→ **WORK TO COMPLETE**: Repeat every record below exactly, omitting any pictures.
++++++
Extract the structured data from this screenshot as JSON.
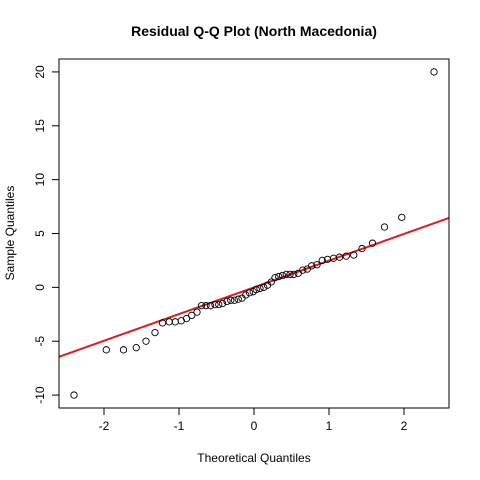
{
  "chart_data": {
    "type": "scatter",
    "title": "Residual Q-Q Plot (North Macedonia)",
    "xlabel": "Theoretical Quantiles",
    "ylabel": "Sample Quantiles",
    "xlim": [
      -2.6,
      2.6
    ],
    "ylim": [
      -11.2,
      21.2
    ],
    "x_ticks": [
      -2,
      -1,
      0,
      1,
      2
    ],
    "y_ticks": [
      -10,
      -5,
      0,
      5,
      10,
      15,
      20
    ],
    "grid": false,
    "legend": "none",
    "colors": {
      "points": "#000000",
      "reference_line": "#e41a1c"
    },
    "reference_line": {
      "intercept": 0,
      "slope": 2.48
    },
    "points": [
      {
        "x": -2.4,
        "y": -10.0
      },
      {
        "x": -1.97,
        "y": -5.8
      },
      {
        "x": -1.74,
        "y": -5.8
      },
      {
        "x": -1.57,
        "y": -5.6
      },
      {
        "x": -1.44,
        "y": -5.0
      },
      {
        "x": -1.32,
        "y": -4.2
      },
      {
        "x": -1.22,
        "y": -3.3
      },
      {
        "x": -1.13,
        "y": -3.2
      },
      {
        "x": -1.05,
        "y": -3.2
      },
      {
        "x": -0.97,
        "y": -3.1
      },
      {
        "x": -0.9,
        "y": -2.9
      },
      {
        "x": -0.83,
        "y": -2.6
      },
      {
        "x": -0.76,
        "y": -2.3
      },
      {
        "x": -0.7,
        "y": -1.7
      },
      {
        "x": -0.64,
        "y": -1.7
      },
      {
        "x": -0.58,
        "y": -1.7
      },
      {
        "x": -0.52,
        "y": -1.6
      },
      {
        "x": -0.47,
        "y": -1.6
      },
      {
        "x": -0.42,
        "y": -1.5
      },
      {
        "x": -0.36,
        "y": -1.3
      },
      {
        "x": -0.31,
        "y": -1.2
      },
      {
        "x": -0.26,
        "y": -1.2
      },
      {
        "x": -0.21,
        "y": -1.1
      },
      {
        "x": -0.16,
        "y": -1.0
      },
      {
        "x": -0.11,
        "y": -0.7
      },
      {
        "x": -0.06,
        "y": -0.5
      },
      {
        "x": -0.01,
        "y": -0.4
      },
      {
        "x": 0.03,
        "y": -0.2
      },
      {
        "x": 0.08,
        "y": -0.1
      },
      {
        "x": 0.13,
        "y": 0.0
      },
      {
        "x": 0.18,
        "y": 0.2
      },
      {
        "x": 0.23,
        "y": 0.5
      },
      {
        "x": 0.28,
        "y": 0.9
      },
      {
        "x": 0.33,
        "y": 1.0
      },
      {
        "x": 0.38,
        "y": 1.1
      },
      {
        "x": 0.43,
        "y": 1.2
      },
      {
        "x": 0.48,
        "y": 1.2
      },
      {
        "x": 0.53,
        "y": 1.2
      },
      {
        "x": 0.59,
        "y": 1.3
      },
      {
        "x": 0.65,
        "y": 1.6
      },
      {
        "x": 0.71,
        "y": 1.7
      },
      {
        "x": 0.77,
        "y": 2.0
      },
      {
        "x": 0.84,
        "y": 2.1
      },
      {
        "x": 0.91,
        "y": 2.5
      },
      {
        "x": 0.98,
        "y": 2.6
      },
      {
        "x": 1.06,
        "y": 2.7
      },
      {
        "x": 1.14,
        "y": 2.8
      },
      {
        "x": 1.23,
        "y": 2.9
      },
      {
        "x": 1.33,
        "y": 3.0
      },
      {
        "x": 1.44,
        "y": 3.6
      },
      {
        "x": 1.58,
        "y": 4.1
      },
      {
        "x": 1.74,
        "y": 5.6
      },
      {
        "x": 1.97,
        "y": 6.5
      },
      {
        "x": 2.4,
        "y": 20.0
      }
    ]
  }
}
++++++
→ **EXPECTED ANSWER**:
Extract the structured data from this screenshot as JSON.
{
  "chart_data": {
    "type": "scatter",
    "title": "Residual Q-Q Plot (North Macedonia)",
    "xlabel": "Theoretical Quantiles",
    "ylabel": "Sample Quantiles",
    "xlim": [
      -2.6,
      2.6
    ],
    "ylim": [
      -11.2,
      21.2
    ],
    "x_ticks": [
      -2,
      -1,
      0,
      1,
      2
    ],
    "y_ticks": [
      -10,
      -5,
      0,
      5,
      10,
      15,
      20
    ],
    "grid": false,
    "legend": "none",
    "colors": {
      "points": "#000000",
      "reference_line": "#e41a1c"
    },
    "reference_line": {
      "intercept": 0,
      "slope": 2.48
    },
    "points": [
      {
        "x": -2.4,
        "y": -10.0
      },
      {
        "x": -1.97,
        "y": -5.8
      },
      {
        "x": -1.74,
        "y": -5.8
      },
      {
        "x": -1.57,
        "y": -5.6
      },
      {
        "x": -1.44,
        "y": -5.0
      },
      {
        "x": -1.32,
        "y": -4.2
      },
      {
        "x": -1.22,
        "y": -3.3
      },
      {
        "x": -1.13,
        "y": -3.2
      },
      {
        "x": -1.05,
        "y": -3.2
      },
      {
        "x": -0.97,
        "y": -3.1
      },
      {
        "x": -0.9,
        "y": -2.9
      },
      {
        "x": -0.83,
        "y": -2.6
      },
      {
        "x": -0.76,
        "y": -2.3
      },
      {
        "x": -0.7,
        "y": -1.7
      },
      {
        "x": -0.64,
        "y": -1.7
      },
      {
        "x": -0.58,
        "y": -1.7
      },
      {
        "x": -0.52,
        "y": -1.6
      },
      {
        "x": -0.47,
        "y": -1.6
      },
      {
        "x": -0.42,
        "y": -1.5
      },
      {
        "x": -0.36,
        "y": -1.3
      },
      {
        "x": -0.31,
        "y": -1.2
      },
      {
        "x": -0.26,
        "y": -1.2
      },
      {
        "x": -0.21,
        "y": -1.1
      },
      {
        "x": -0.16,
        "y": -1.0
      },
      {
        "x": -0.11,
        "y": -0.7
      },
      {
        "x": -0.06,
        "y": -0.5
      },
      {
        "x": -0.01,
        "y": -0.4
      },
      {
        "x": 0.03,
        "y": -0.2
      },
      {
        "x": 0.08,
        "y": -0.1
      },
      {
        "x": 0.13,
        "y": 0.0
      },
      {
        "x": 0.18,
        "y": 0.2
      },
      {
        "x": 0.23,
        "y": 0.5
      },
      {
        "x": 0.28,
        "y": 0.9
      },
      {
        "x": 0.33,
        "y": 1.0
      },
      {
        "x": 0.38,
        "y": 1.1
      },
      {
        "x": 0.43,
        "y": 1.2
      },
      {
        "x": 0.48,
        "y": 1.2
      },
      {
        "x": 0.53,
        "y": 1.2
      },
      {
        "x": 0.59,
        "y": 1.3
      },
      {
        "x": 0.65,
        "y": 1.6
      },
      {
        "x": 0.71,
        "y": 1.7
      },
      {
        "x": 0.77,
        "y": 2.0
      },
      {
        "x": 0.84,
        "y": 2.1
      },
      {
        "x": 0.91,
        "y": 2.5
      },
      {
        "x": 0.98,
        "y": 2.6
      },
      {
        "x": 1.06,
        "y": 2.7
      },
      {
        "x": 1.14,
        "y": 2.8
      },
      {
        "x": 1.23,
        "y": 2.9
      },
      {
        "x": 1.33,
        "y": 3.0
      },
      {
        "x": 1.44,
        "y": 3.6
      },
      {
        "x": 1.58,
        "y": 4.1
      },
      {
        "x": 1.74,
        "y": 5.6
      },
      {
        "x": 1.97,
        "y": 6.5
      },
      {
        "x": 2.4,
        "y": 20.0
      }
    ]
  }
}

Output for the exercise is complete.